_Problem to solve_
Spot every line with the word "Select" and return it.

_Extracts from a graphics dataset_

----------------------------------------

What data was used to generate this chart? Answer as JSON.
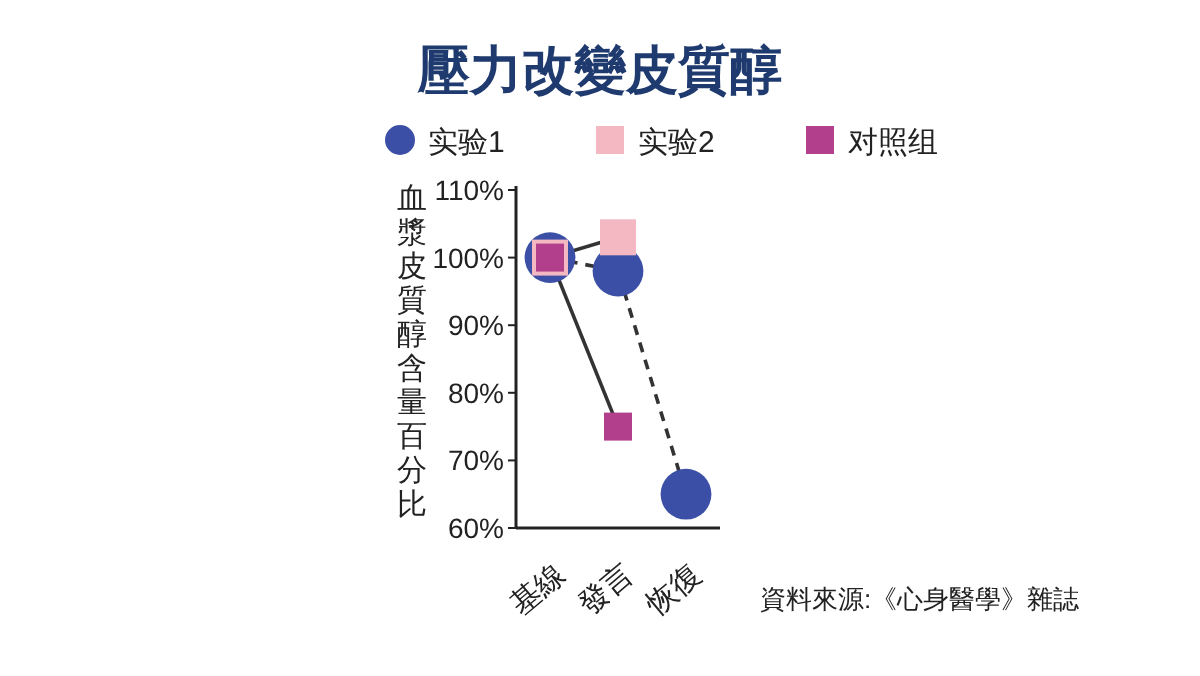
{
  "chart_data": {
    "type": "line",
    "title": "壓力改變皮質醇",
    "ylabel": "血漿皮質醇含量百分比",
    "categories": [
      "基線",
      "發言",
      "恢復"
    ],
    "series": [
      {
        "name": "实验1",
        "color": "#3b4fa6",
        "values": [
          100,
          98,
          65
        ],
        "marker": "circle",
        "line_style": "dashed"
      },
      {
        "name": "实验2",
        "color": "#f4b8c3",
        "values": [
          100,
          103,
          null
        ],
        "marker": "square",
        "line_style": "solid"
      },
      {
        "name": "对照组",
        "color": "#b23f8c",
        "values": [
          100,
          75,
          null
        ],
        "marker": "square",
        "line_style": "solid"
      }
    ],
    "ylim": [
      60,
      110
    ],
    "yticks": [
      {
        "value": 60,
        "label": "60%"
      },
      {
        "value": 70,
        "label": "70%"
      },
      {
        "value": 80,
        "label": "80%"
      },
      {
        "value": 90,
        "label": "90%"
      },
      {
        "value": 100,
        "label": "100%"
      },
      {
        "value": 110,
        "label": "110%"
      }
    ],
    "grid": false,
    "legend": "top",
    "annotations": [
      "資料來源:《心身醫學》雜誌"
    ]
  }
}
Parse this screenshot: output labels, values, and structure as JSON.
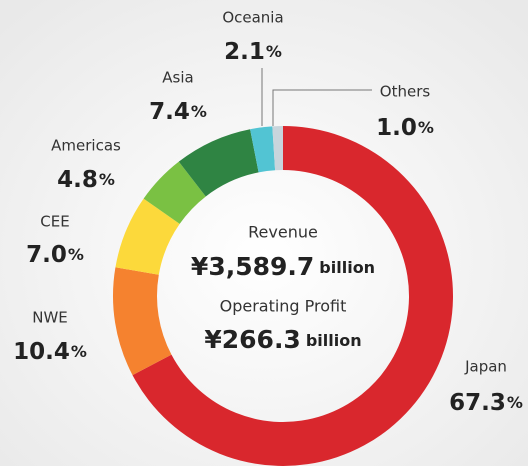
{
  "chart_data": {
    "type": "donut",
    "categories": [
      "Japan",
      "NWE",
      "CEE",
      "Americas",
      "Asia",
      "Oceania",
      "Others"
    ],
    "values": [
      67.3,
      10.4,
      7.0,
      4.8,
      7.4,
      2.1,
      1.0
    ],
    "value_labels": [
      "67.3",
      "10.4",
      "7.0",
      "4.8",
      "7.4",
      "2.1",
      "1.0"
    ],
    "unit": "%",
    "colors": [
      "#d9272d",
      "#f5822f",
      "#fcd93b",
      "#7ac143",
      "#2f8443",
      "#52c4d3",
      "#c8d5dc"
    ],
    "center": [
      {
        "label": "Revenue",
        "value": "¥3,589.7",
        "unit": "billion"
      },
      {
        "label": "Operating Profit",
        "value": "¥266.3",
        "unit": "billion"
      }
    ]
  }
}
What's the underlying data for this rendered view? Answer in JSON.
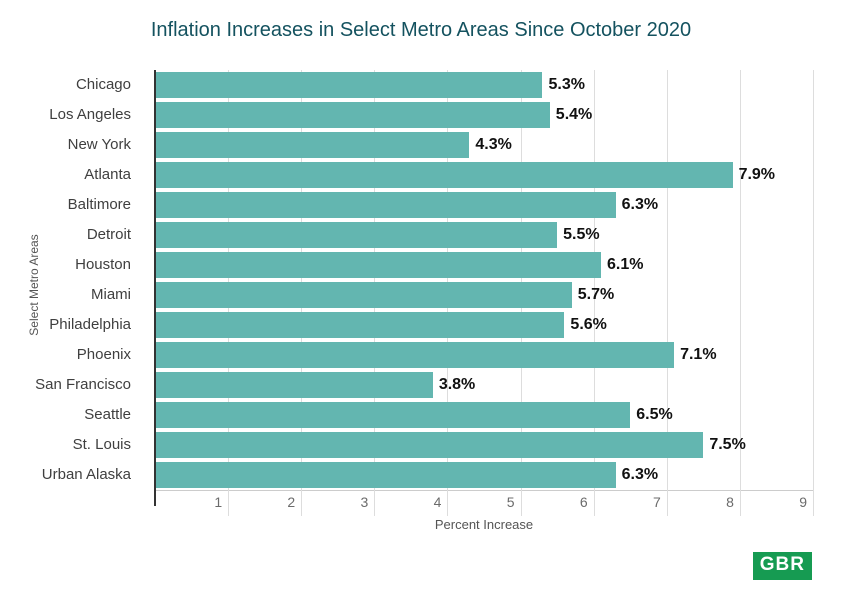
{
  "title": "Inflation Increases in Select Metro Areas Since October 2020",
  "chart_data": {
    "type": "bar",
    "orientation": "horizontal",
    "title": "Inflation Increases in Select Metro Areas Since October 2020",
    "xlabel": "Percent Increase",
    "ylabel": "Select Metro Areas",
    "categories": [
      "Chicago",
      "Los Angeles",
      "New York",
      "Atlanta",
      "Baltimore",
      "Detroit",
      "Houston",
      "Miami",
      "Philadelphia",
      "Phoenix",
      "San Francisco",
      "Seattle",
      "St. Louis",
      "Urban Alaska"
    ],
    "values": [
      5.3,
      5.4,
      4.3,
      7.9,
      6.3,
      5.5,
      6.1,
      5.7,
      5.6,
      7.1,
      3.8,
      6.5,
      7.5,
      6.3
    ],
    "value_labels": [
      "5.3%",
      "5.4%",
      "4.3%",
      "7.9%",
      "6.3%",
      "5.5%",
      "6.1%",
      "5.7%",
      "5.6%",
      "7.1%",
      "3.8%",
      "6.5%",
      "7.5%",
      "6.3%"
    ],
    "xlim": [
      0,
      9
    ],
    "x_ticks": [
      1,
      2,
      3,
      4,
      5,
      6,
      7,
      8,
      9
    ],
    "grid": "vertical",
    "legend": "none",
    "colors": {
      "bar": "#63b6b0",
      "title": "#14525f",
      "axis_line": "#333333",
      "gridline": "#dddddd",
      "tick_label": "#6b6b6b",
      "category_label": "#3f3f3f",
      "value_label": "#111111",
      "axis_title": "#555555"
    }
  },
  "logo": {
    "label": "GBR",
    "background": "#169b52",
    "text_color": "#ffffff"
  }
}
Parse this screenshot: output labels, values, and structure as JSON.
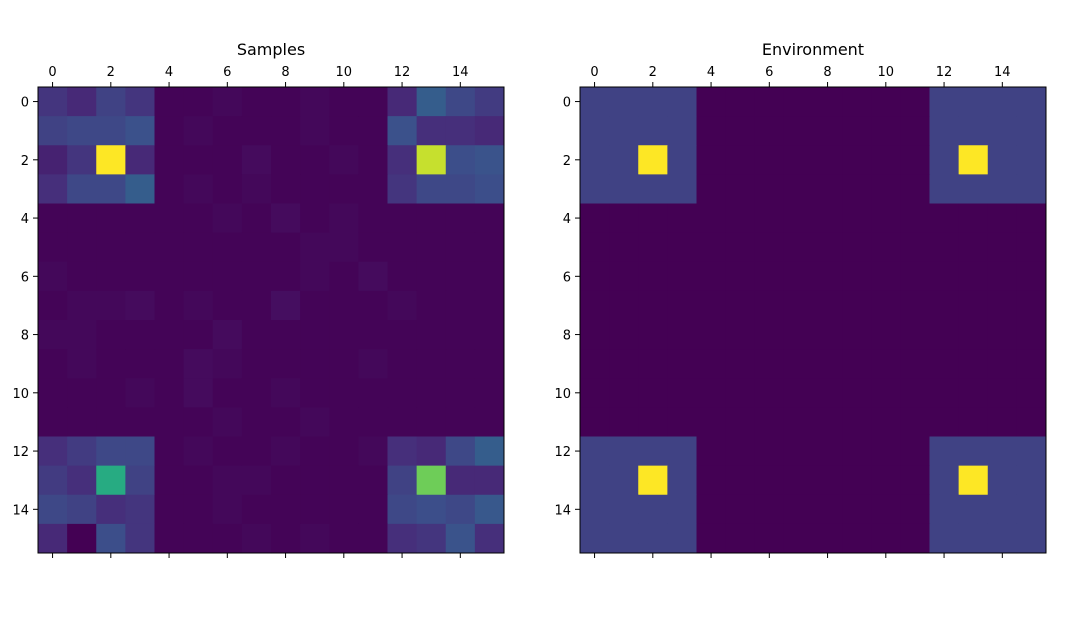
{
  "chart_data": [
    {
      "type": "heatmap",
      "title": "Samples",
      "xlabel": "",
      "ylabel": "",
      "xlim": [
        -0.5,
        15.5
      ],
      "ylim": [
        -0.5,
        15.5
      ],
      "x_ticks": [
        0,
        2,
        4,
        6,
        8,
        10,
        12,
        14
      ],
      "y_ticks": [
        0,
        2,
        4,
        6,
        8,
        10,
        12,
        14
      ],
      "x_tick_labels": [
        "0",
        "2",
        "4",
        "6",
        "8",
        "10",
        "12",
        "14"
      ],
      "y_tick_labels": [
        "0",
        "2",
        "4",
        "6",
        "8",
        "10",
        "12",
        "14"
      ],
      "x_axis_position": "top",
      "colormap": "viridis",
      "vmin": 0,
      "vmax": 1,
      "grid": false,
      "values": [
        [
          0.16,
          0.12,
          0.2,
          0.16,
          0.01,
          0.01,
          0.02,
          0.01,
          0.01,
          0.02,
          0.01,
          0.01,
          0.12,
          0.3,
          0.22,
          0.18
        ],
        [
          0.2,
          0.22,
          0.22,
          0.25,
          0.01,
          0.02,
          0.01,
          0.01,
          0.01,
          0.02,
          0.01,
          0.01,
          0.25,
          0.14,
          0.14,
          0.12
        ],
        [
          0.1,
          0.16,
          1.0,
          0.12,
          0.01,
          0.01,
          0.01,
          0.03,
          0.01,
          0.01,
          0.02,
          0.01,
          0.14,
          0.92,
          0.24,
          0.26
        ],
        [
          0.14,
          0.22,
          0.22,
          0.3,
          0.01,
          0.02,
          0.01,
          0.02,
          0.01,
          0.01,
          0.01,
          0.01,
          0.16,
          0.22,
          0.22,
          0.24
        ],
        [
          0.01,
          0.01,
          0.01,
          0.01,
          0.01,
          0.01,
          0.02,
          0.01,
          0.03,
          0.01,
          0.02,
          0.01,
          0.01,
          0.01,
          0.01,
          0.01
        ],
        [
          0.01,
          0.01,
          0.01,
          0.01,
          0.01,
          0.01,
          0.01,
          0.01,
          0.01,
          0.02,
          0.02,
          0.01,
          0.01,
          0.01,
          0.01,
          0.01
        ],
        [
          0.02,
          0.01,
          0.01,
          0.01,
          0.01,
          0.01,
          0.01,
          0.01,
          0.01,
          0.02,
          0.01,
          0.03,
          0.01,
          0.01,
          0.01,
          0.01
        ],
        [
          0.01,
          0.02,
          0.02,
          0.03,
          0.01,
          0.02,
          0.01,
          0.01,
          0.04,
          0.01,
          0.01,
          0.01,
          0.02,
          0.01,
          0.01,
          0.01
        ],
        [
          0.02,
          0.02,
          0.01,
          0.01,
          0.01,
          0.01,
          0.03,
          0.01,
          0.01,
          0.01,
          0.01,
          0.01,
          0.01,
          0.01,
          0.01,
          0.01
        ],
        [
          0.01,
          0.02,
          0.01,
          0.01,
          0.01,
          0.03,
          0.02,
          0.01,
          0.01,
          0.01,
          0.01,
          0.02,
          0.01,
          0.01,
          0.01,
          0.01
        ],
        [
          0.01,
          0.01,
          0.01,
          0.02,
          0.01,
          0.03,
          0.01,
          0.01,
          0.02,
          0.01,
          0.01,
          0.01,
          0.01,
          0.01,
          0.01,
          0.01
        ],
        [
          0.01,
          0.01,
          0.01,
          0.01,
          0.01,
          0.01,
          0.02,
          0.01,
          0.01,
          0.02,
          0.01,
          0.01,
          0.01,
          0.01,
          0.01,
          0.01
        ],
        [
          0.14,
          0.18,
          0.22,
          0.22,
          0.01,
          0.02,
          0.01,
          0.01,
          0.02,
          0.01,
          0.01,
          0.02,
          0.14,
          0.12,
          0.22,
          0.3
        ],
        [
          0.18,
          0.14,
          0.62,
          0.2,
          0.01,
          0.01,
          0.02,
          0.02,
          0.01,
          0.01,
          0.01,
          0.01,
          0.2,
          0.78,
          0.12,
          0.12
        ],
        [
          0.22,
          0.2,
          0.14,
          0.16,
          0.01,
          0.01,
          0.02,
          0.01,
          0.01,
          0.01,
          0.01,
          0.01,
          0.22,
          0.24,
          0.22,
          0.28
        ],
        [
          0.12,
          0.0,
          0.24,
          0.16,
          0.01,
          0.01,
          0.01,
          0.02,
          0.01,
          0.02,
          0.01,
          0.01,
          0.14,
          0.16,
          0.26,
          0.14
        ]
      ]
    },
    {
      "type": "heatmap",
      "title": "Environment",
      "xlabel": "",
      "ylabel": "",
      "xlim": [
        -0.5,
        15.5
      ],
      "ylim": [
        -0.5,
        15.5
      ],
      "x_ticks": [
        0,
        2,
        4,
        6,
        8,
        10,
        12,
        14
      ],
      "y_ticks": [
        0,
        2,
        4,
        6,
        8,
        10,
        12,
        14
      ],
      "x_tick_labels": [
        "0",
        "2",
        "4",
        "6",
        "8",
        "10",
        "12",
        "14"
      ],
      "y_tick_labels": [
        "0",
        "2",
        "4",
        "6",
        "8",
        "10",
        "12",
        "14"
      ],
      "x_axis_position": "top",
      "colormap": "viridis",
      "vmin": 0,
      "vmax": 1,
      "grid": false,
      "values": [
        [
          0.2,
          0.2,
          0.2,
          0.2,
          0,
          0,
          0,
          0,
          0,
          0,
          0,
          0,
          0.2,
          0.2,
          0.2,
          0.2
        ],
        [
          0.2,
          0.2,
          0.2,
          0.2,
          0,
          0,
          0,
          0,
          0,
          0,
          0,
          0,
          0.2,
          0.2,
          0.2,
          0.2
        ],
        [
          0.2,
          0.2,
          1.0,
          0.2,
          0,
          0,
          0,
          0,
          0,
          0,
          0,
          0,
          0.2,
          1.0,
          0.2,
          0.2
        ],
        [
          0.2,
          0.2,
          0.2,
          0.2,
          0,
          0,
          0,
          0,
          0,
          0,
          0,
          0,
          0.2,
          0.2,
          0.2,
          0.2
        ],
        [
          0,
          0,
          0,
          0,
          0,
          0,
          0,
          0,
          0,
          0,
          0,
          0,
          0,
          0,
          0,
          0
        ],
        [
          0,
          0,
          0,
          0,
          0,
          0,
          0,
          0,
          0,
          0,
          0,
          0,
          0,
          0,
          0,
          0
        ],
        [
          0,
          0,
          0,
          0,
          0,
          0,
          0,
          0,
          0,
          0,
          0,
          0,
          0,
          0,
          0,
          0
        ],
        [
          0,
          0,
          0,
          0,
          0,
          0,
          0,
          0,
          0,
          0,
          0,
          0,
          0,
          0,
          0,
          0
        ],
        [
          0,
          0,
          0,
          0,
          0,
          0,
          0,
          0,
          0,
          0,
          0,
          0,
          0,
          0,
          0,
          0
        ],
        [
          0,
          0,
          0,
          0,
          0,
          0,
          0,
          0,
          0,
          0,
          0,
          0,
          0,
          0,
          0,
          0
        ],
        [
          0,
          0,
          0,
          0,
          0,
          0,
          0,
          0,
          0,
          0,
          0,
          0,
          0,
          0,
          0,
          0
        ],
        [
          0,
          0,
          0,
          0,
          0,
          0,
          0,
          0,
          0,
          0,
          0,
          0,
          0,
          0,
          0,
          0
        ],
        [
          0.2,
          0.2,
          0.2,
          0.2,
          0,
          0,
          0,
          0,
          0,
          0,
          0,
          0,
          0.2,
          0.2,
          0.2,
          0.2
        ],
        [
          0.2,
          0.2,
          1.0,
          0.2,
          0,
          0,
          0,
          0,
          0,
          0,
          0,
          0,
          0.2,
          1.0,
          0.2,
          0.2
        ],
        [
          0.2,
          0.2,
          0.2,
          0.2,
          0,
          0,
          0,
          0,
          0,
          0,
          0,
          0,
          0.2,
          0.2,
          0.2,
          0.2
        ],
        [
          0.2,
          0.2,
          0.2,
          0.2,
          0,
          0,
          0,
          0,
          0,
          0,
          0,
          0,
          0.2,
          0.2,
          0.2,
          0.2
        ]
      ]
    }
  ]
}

----------------------------------------

_Exercise response_
  "title": "Inflation Increases in Select Metro Areas Since October 2020",
    "title": "Inflation Increases in Select Metro Areas Since October 2020",
    "ylabel": "Select Metro Areas",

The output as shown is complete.